# MATERIAL SHOWN
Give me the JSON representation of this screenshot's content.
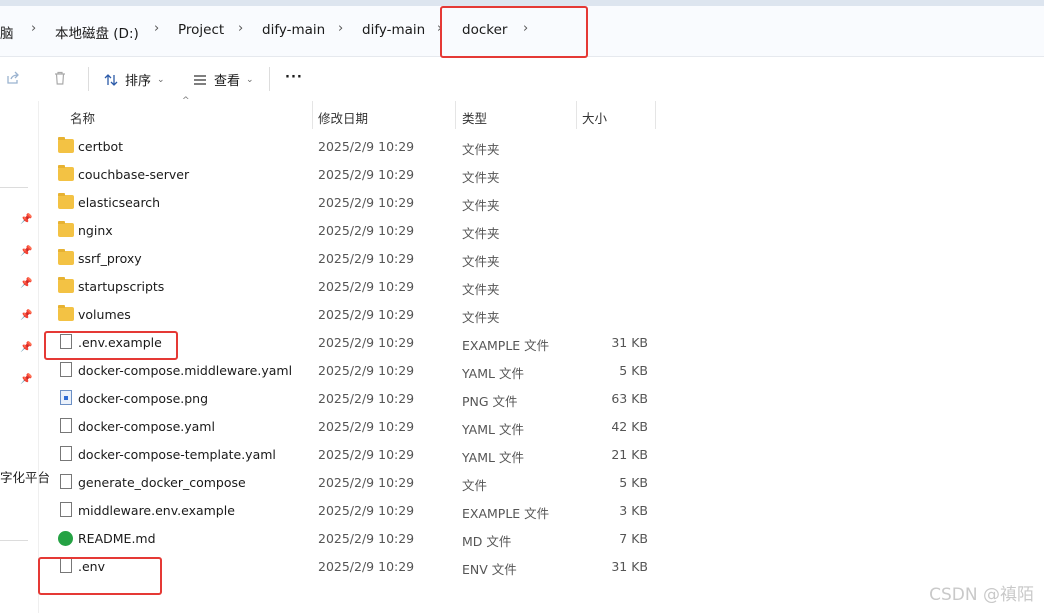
{
  "breadcrumbs": [
    "脑",
    "本地磁盘 (D:)",
    "Project",
    "dify-main",
    "dify-main",
    "docker"
  ],
  "toolbar": {
    "sort_label": "排序",
    "view_label": "查看",
    "more_label": "···"
  },
  "nav": {
    "partial_text": "字化平台"
  },
  "columns": {
    "name": "名称",
    "modified": "修改日期",
    "type": "类型",
    "size": "大小"
  },
  "files": [
    {
      "name": "certbot",
      "modified": "2025/2/9 10:29",
      "type": "文件夹",
      "size": "",
      "icon": "folder-icon"
    },
    {
      "name": "couchbase-server",
      "modified": "2025/2/9 10:29",
      "type": "文件夹",
      "size": "",
      "icon": "folder-icon"
    },
    {
      "name": "elasticsearch",
      "modified": "2025/2/9 10:29",
      "type": "文件夹",
      "size": "",
      "icon": "folder-icon"
    },
    {
      "name": "nginx",
      "modified": "2025/2/9 10:29",
      "type": "文件夹",
      "size": "",
      "icon": "folder-icon"
    },
    {
      "name": "ssrf_proxy",
      "modified": "2025/2/9 10:29",
      "type": "文件夹",
      "size": "",
      "icon": "folder-icon"
    },
    {
      "name": "startupscripts",
      "modified": "2025/2/9 10:29",
      "type": "文件夹",
      "size": "",
      "icon": "folder-icon"
    },
    {
      "name": "volumes",
      "modified": "2025/2/9 10:29",
      "type": "文件夹",
      "size": "",
      "icon": "folder-icon"
    },
    {
      "name": ".env.example",
      "modified": "2025/2/9 10:29",
      "type": "EXAMPLE 文件",
      "size": "31 KB",
      "icon": "file-icon"
    },
    {
      "name": "docker-compose.middleware.yaml",
      "modified": "2025/2/9 10:29",
      "type": "YAML 文件",
      "size": "5 KB",
      "icon": "file-icon"
    },
    {
      "name": "docker-compose.png",
      "modified": "2025/2/9 10:29",
      "type": "PNG 文件",
      "size": "63 KB",
      "icon": "image-file-icon"
    },
    {
      "name": "docker-compose.yaml",
      "modified": "2025/2/9 10:29",
      "type": "YAML 文件",
      "size": "42 KB",
      "icon": "file-icon"
    },
    {
      "name": "docker-compose-template.yaml",
      "modified": "2025/2/9 10:29",
      "type": "YAML 文件",
      "size": "21 KB",
      "icon": "file-icon"
    },
    {
      "name": "generate_docker_compose",
      "modified": "2025/2/9 10:29",
      "type": "文件",
      "size": "5 KB",
      "icon": "file-icon"
    },
    {
      "name": "middleware.env.example",
      "modified": "2025/2/9 10:29",
      "type": "EXAMPLE 文件",
      "size": "3 KB",
      "icon": "file-icon"
    },
    {
      "name": "README.md",
      "modified": "2025/2/9 10:29",
      "type": "MD 文件",
      "size": "7 KB",
      "icon": "markdown-file-icon"
    },
    {
      "name": ".env",
      "modified": "2025/2/9 10:29",
      "type": "ENV 文件",
      "size": "31 KB",
      "icon": "file-icon"
    }
  ],
  "watermark": "CSDN @禛陌",
  "colors": {
    "folder": "#f3c244",
    "highlight": "#e53935",
    "address_bg": "#f9fbfe"
  }
}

# WHAT IS EXPECTED
Return every line from the records above that holds the word "middleware".

# SOLUTION TO THE EXERCISE
      "name": "docker-compose.middleware.yaml",
      "name": "middleware.env.example",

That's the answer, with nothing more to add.